RECORDS SUPPLIED
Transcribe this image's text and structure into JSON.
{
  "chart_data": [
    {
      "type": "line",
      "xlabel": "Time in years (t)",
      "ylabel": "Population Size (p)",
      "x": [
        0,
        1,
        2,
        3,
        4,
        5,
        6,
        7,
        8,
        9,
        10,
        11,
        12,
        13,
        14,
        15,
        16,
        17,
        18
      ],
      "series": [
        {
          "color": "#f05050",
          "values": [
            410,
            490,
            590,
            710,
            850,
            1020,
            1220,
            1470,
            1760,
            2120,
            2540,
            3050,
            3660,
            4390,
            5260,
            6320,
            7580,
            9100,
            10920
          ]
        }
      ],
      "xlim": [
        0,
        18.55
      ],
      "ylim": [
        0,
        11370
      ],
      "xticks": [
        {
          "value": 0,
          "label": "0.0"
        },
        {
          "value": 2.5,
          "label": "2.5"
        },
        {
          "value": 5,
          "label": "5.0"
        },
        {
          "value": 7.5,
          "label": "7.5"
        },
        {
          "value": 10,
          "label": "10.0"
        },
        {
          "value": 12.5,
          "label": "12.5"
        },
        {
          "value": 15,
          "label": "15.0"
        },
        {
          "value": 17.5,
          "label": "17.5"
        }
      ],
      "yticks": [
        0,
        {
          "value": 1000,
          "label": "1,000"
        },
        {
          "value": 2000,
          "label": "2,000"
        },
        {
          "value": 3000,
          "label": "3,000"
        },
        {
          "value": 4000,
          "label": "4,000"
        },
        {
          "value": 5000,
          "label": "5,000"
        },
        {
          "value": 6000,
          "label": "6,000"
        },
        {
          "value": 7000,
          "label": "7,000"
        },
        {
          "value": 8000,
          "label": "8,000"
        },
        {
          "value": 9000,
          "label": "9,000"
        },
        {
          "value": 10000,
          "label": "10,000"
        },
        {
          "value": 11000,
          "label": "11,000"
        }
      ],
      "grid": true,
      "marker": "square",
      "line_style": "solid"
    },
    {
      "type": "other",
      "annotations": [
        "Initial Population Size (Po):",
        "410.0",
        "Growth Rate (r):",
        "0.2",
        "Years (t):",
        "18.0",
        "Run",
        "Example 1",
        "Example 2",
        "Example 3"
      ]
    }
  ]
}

AIM
Each line of the material should be duplicated exactly, please.

FULL SOLUTION
Transcribe this image's text and structure into JSON.
{
  "chart_data": [
    {
      "type": "line",
      "xlabel": "Time in years (t)",
      "ylabel": "Population Size (p)",
      "x": [
        0,
        1,
        2,
        3,
        4,
        5,
        6,
        7,
        8,
        9,
        10,
        11,
        12,
        13,
        14,
        15,
        16,
        17,
        18
      ],
      "series": [
        {
          "color": "#f05050",
          "values": [
            410,
            490,
            590,
            710,
            850,
            1020,
            1220,
            1470,
            1760,
            2120,
            2540,
            3050,
            3660,
            4390,
            5260,
            6320,
            7580,
            9100,
            10920
          ]
        }
      ],
      "xlim": [
        0,
        18.55
      ],
      "ylim": [
        0,
        11370
      ],
      "xticks": [
        {
          "value": 0,
          "label": "0.0"
        },
        {
          "value": 2.5,
          "label": "2.5"
        },
        {
          "value": 5,
          "label": "5.0"
        },
        {
          "value": 7.5,
          "label": "7.5"
        },
        {
          "value": 10,
          "label": "10.0"
        },
        {
          "value": 12.5,
          "label": "12.5"
        },
        {
          "value": 15,
          "label": "15.0"
        },
        {
          "value": 17.5,
          "label": "17.5"
        }
      ],
      "yticks": [
        0,
        {
          "value": 1000,
          "label": "1,000"
        },
        {
          "value": 2000,
          "label": "2,000"
        },
        {
          "value": 3000,
          "label": "3,000"
        },
        {
          "value": 4000,
          "label": "4,000"
        },
        {
          "value": 5000,
          "label": "5,000"
        },
        {
          "value": 6000,
          "label": "6,000"
        },
        {
          "value": 7000,
          "label": "7,000"
        },
        {
          "value": 8000,
          "label": "8,000"
        },
        {
          "value": 9000,
          "label": "9,000"
        },
        {
          "value": 10000,
          "label": "10,000"
        },
        {
          "value": 11000,
          "label": "11,000"
        }
      ],
      "grid": true,
      "marker": "square",
      "line_style": "solid"
    },
    {
      "type": "other",
      "annotations": [
        "Initial Population Size (Po):",
        "410.0",
        "Growth Rate (r):",
        "0.2",
        "Years (t):",
        "18.0",
        "Run",
        "Example 1",
        "Example 2",
        "Example 3"
      ]
    }
  ]
}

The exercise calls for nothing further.